Short task → Copy the records below exactly, leaving out every picture.

Data section →
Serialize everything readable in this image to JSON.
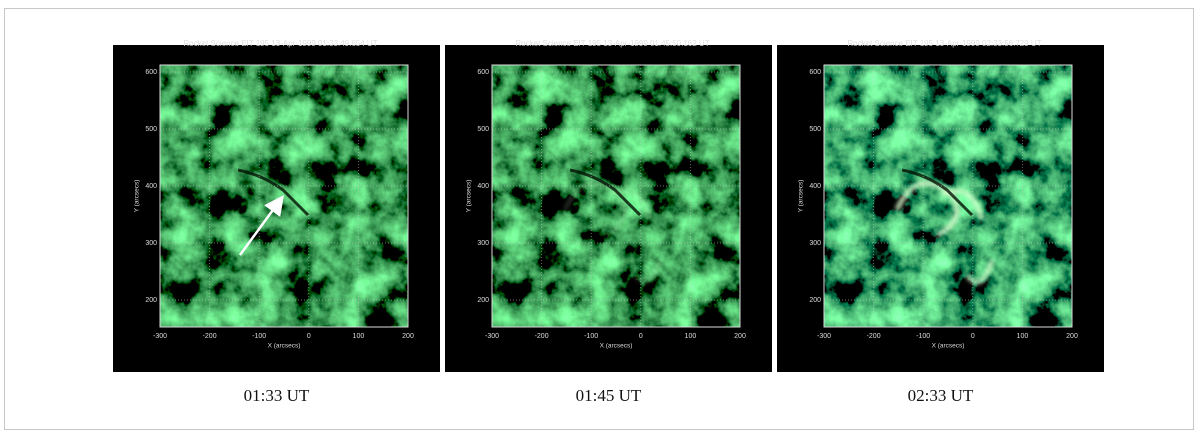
{
  "panels": [
    {
      "title": "Rocket Science EIT 195 13-Apr-1999 01:33:49.654 UT",
      "caption": "01:33 UT",
      "xlabel": "X (arcsecs)",
      "ylabel": "Y (arcsecs)",
      "xticks": [
        -300,
        -200,
        -100,
        0,
        100,
        200
      ],
      "yticks": [
        200,
        300,
        400,
        500,
        600
      ]
    },
    {
      "title": "Rocket Science EIT 195 13-Apr-1999 01:45:50.162 UT",
      "caption": "01:45 UT",
      "xlabel": "X (arcsecs)",
      "ylabel": "Y (arcsecs)",
      "xticks": [
        -300,
        -200,
        -100,
        0,
        100,
        200
      ],
      "yticks": [
        200,
        300,
        400,
        500,
        600
      ]
    },
    {
      "title": "Rocket Science EIT 195 13-Apr-1999 02:33:56.729 UT",
      "caption": "02:33 UT",
      "xlabel": "X (arcsecs)",
      "ylabel": "Y (arcsecs)",
      "xticks": [
        -300,
        -200,
        -100,
        0,
        100,
        200
      ],
      "yticks": [
        200,
        300,
        400,
        500,
        600
      ]
    }
  ]
}
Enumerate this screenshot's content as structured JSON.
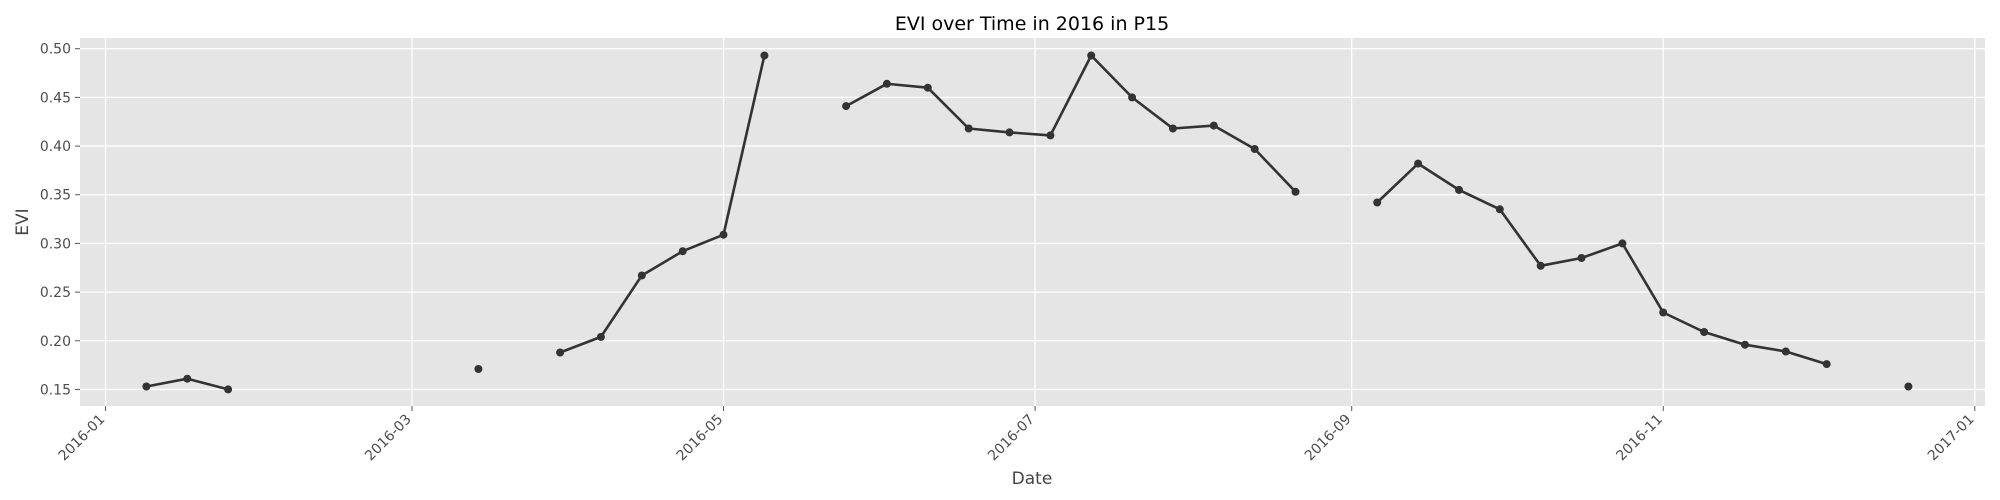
{
  "chart_data": {
    "type": "line",
    "title": "EVI over Time in 2016 in P15",
    "xlabel": "Date",
    "ylabel": "EVI",
    "x_type": "date",
    "xlim": [
      "2015-12-27",
      "2017-01-03"
    ],
    "ylim": [
      0.133,
      0.511
    ],
    "x_ticks": [
      "2016-01-01",
      "2016-03-01",
      "2016-05-01",
      "2016-07-01",
      "2016-09-01",
      "2016-11-01",
      "2017-01-01"
    ],
    "x_tick_labels": [
      "2016-01",
      "2016-03",
      "2016-05",
      "2016-07",
      "2016-09",
      "2016-11",
      "2017-01"
    ],
    "y_ticks": [
      0.15,
      0.2,
      0.25,
      0.3,
      0.35,
      0.4,
      0.45,
      0.5
    ],
    "y_tick_labels": [
      "0.15",
      "0.20",
      "0.25",
      "0.30",
      "0.35",
      "0.40",
      "0.45",
      "0.50"
    ],
    "grid": true,
    "background": "#e5e5e5",
    "series": [
      {
        "color": "#333333",
        "marker": "circle",
        "segments": [
          {
            "x": [
              "2016-01-09",
              "2016-01-17",
              "2016-01-25"
            ],
            "y": [
              0.153,
              0.161,
              0.15
            ]
          },
          {
            "x": [
              "2016-03-14"
            ],
            "y": [
              0.171
            ]
          },
          {
            "x": [
              "2016-03-30",
              "2016-04-07",
              "2016-04-15",
              "2016-04-23",
              "2016-05-01",
              "2016-05-09"
            ],
            "y": [
              0.188,
              0.204,
              0.267,
              0.292,
              0.309,
              0.493
            ]
          },
          {
            "x": [
              "2016-05-25",
              "2016-06-02",
              "2016-06-10",
              "2016-06-18",
              "2016-06-26",
              "2016-07-04",
              "2016-07-12",
              "2016-07-20",
              "2016-07-28",
              "2016-08-05",
              "2016-08-13",
              "2016-08-21"
            ],
            "y": [
              0.441,
              0.464,
              0.46,
              0.418,
              0.414,
              0.411,
              0.493,
              0.45,
              0.418,
              0.421,
              0.397,
              0.353
            ]
          },
          {
            "x": [
              "2016-09-06",
              "2016-09-14",
              "2016-09-22",
              "2016-09-30",
              "2016-10-08",
              "2016-10-16",
              "2016-10-24",
              "2016-11-01",
              "2016-11-09",
              "2016-11-17",
              "2016-11-25",
              "2016-12-03"
            ],
            "y": [
              0.342,
              0.382,
              0.355,
              0.335,
              0.277,
              0.285,
              0.3,
              0.229,
              0.209,
              0.196,
              0.189,
              0.176
            ]
          },
          {
            "x": [
              "2016-12-19"
            ],
            "y": [
              0.153
            ]
          }
        ]
      }
    ]
  }
}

Finished exercise →
Serialize everything readable in this image to JSON.
{
  "panels": [
    {
      "title": "Rocket Science EIT 195 13-Apr-1999 01:33:49.654 UT",
      "caption": "01:33 UT",
      "xlabel": "X (arcsecs)",
      "ylabel": "Y (arcsecs)",
      "xticks": [
        -300,
        -200,
        -100,
        0,
        100,
        200
      ],
      "yticks": [
        200,
        300,
        400,
        500,
        600
      ]
    },
    {
      "title": "Rocket Science EIT 195 13-Apr-1999 01:45:50.162 UT",
      "caption": "01:45 UT",
      "xlabel": "X (arcsecs)",
      "ylabel": "Y (arcsecs)",
      "xticks": [
        -300,
        -200,
        -100,
        0,
        100,
        200
      ],
      "yticks": [
        200,
        300,
        400,
        500,
        600
      ]
    },
    {
      "title": "Rocket Science EIT 195 13-Apr-1999 02:33:56.729 UT",
      "caption": "02:33 UT",
      "xlabel": "X (arcsecs)",
      "ylabel": "Y (arcsecs)",
      "xticks": [
        -300,
        -200,
        -100,
        0,
        100,
        200
      ],
      "yticks": [
        200,
        300,
        400,
        500,
        600
      ]
    }
  ]
}
Enumerate this screenshot's content as structured JSON.
{
  "chart_data": {
    "type": "line",
    "title": "EVI over Time in 2016 in P15",
    "xlabel": "Date",
    "ylabel": "EVI",
    "x_type": "date",
    "xlim": [
      "2015-12-27",
      "2017-01-03"
    ],
    "ylim": [
      0.133,
      0.511
    ],
    "x_ticks": [
      "2016-01-01",
      "2016-03-01",
      "2016-05-01",
      "2016-07-01",
      "2016-09-01",
      "2016-11-01",
      "2017-01-01"
    ],
    "x_tick_labels": [
      "2016-01",
      "2016-03",
      "2016-05",
      "2016-07",
      "2016-09",
      "2016-11",
      "2017-01"
    ],
    "y_ticks": [
      0.15,
      0.2,
      0.25,
      0.3,
      0.35,
      0.4,
      0.45,
      0.5
    ],
    "y_tick_labels": [
      "0.15",
      "0.20",
      "0.25",
      "0.30",
      "0.35",
      "0.40",
      "0.45",
      "0.50"
    ],
    "grid": true,
    "background": "#e5e5e5",
    "series": [
      {
        "color": "#333333",
        "marker": "circle",
        "segments": [
          {
            "x": [
              "2016-01-09",
              "2016-01-17",
              "2016-01-25"
            ],
            "y": [
              0.153,
              0.161,
              0.15
            ]
          },
          {
            "x": [
              "2016-03-14"
            ],
            "y": [
              0.171
            ]
          },
          {
            "x": [
              "2016-03-30",
              "2016-04-07",
              "2016-04-15",
              "2016-04-23",
              "2016-05-01",
              "2016-05-09"
            ],
            "y": [
              0.188,
              0.204,
              0.267,
              0.292,
              0.309,
              0.493
            ]
          },
          {
            "x": [
              "2016-05-25",
              "2016-06-02",
              "2016-06-10",
              "2016-06-18",
              "2016-06-26",
              "2016-07-04",
              "2016-07-12",
              "2016-07-20",
              "2016-07-28",
              "2016-08-05",
              "2016-08-13",
              "2016-08-21"
            ],
            "y": [
              0.441,
              0.464,
              0.46,
              0.418,
              0.414,
              0.411,
              0.493,
              0.45,
              0.418,
              0.421,
              0.397,
              0.353
            ]
          },
          {
            "x": [
              "2016-09-06",
              "2016-09-14",
              "2016-09-22",
              "2016-09-30",
              "2016-10-08",
              "2016-10-16",
              "2016-10-24",
              "2016-11-01",
              "2016-11-09",
              "2016-11-17",
              "2016-11-25",
              "2016-12-03"
            ],
            "y": [
              0.342,
              0.382,
              0.355,
              0.335,
              0.277,
              0.285,
              0.3,
              0.229,
              0.209,
              0.196,
              0.189,
              0.176
            ]
          },
          {
            "x": [
              "2016-12-19"
            ],
            "y": [
              0.153
            ]
          }
        ]
      }
    ]
  }
}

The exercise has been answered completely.